[Begin DATA EXTRACT]

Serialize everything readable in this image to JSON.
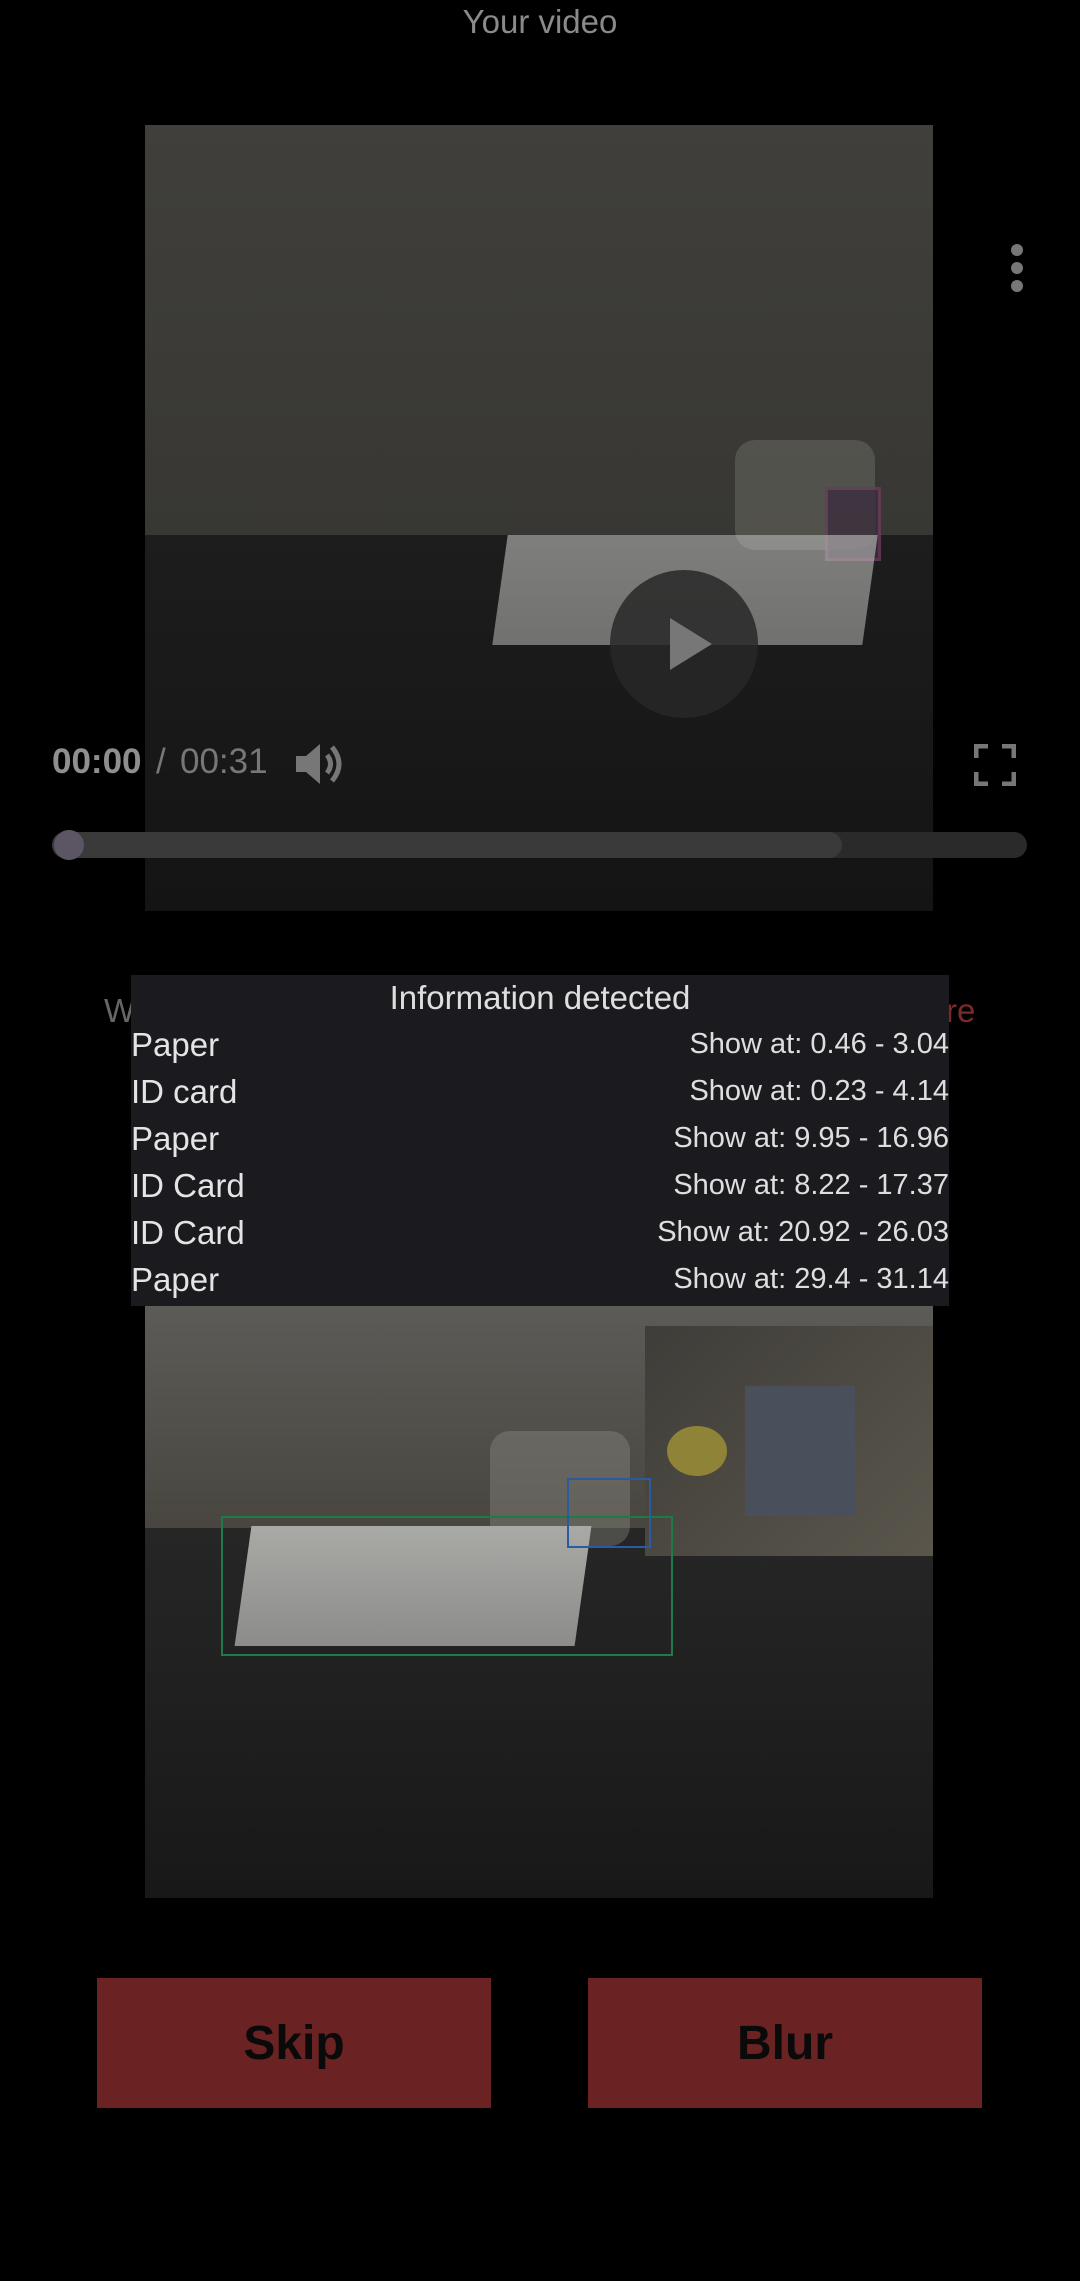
{
  "header": {
    "title": "Your video"
  },
  "player": {
    "current_time": "00:00",
    "separator": "/",
    "total_time": "00:31",
    "progress": 0.0,
    "buffered": 0.81,
    "icons": [
      "play-icon",
      "more-vert-icon",
      "volume-icon",
      "fullscreen-icon"
    ]
  },
  "underlying_text": {
    "left_fragment": "W",
    "right_fragment": "re"
  },
  "info_panel": {
    "title": "Information detected",
    "items": [
      {
        "label": "Paper",
        "time": "Show at: 0.46 - 3.04"
      },
      {
        "label": "ID card",
        "time": "Show at: 0.23 - 4.14"
      },
      {
        "label": "Paper",
        "time": "Show at: 9.95 - 16.96"
      },
      {
        "label": "ID Card",
        "time": "Show at: 8.22 - 17.37"
      },
      {
        "label": "ID Card",
        "time": "Show at: 20.92 - 26.03"
      },
      {
        "label": "Paper",
        "time": "Show at: 29.4 - 31.14"
      }
    ]
  },
  "actions": {
    "skip_label": "Skip",
    "blur_label": "Blur"
  },
  "colors": {
    "background": "#000000",
    "button": "#6a2322",
    "panel": "#1c1b1f",
    "paper_box": "#1f7a4a",
    "card_box": "#2a5aa0"
  }
}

[End DATA EXTRACT]

* _INSTRUCTIONS TO FOLLOW_
Reproduce all of the entries word for word, skipping any pictures they hold.

* _EXERCISE RESULT_
Serialize everything readable in this image to JSON.
{
  "header": {
    "title": "Your video"
  },
  "player": {
    "current_time": "00:00",
    "separator": "/",
    "total_time": "00:31",
    "progress": 0.0,
    "buffered": 0.81,
    "icons": [
      "play-icon",
      "more-vert-icon",
      "volume-icon",
      "fullscreen-icon"
    ]
  },
  "underlying_text": {
    "left_fragment": "W",
    "right_fragment": "re"
  },
  "info_panel": {
    "title": "Information detected",
    "items": [
      {
        "label": "Paper",
        "time": "Show at: 0.46 - 3.04"
      },
      {
        "label": "ID card",
        "time": "Show at: 0.23 - 4.14"
      },
      {
        "label": "Paper",
        "time": "Show at: 9.95 - 16.96"
      },
      {
        "label": "ID Card",
        "time": "Show at: 8.22 - 17.37"
      },
      {
        "label": "ID Card",
        "time": "Show at: 20.92 - 26.03"
      },
      {
        "label": "Paper",
        "time": "Show at: 29.4 - 31.14"
      }
    ]
  },
  "actions": {
    "skip_label": "Skip",
    "blur_label": "Blur"
  },
  "colors": {
    "background": "#000000",
    "button": "#6a2322",
    "panel": "#1c1b1f",
    "paper_box": "#1f7a4a",
    "card_box": "#2a5aa0"
  }
}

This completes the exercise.